** start **
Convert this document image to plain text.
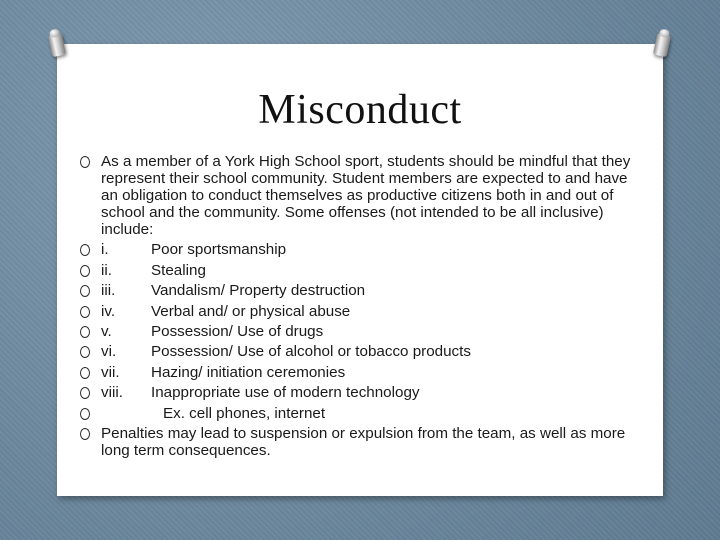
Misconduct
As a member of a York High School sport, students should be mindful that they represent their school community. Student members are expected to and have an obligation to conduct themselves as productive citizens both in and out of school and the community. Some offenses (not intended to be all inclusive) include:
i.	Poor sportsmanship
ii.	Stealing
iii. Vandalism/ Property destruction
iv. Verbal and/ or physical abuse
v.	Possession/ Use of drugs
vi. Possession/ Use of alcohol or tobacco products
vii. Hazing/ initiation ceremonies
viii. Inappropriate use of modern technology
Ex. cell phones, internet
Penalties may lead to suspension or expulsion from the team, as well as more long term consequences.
** end **
__EXERCISE DESCRIPTION__.
Write out each entry exactly as given, omitting any picture.

__RESPONSE__.
Convert this document image to plain text.
Misconduct
As a member of a York High School sport, students should be mindful that they represent their school community. Student members are expected to and have an obligation to conduct themselves as productive citizens both in and out of school and the community. Some offenses (not intended to be all inclusive) include:
i.	Poor sportsmanship
ii.	Stealing
iii. Vandalism/ Property destruction
iv. Verbal and/ or physical abuse
v.	Possession/ Use of drugs
vi. Possession/ Use of alcohol or tobacco products
vii. Hazing/ initiation ceremonies
viii. Inappropriate use of modern technology
Ex. cell phones, internet
Penalties may lead to suspension or expulsion from the team, as well as more long term consequences.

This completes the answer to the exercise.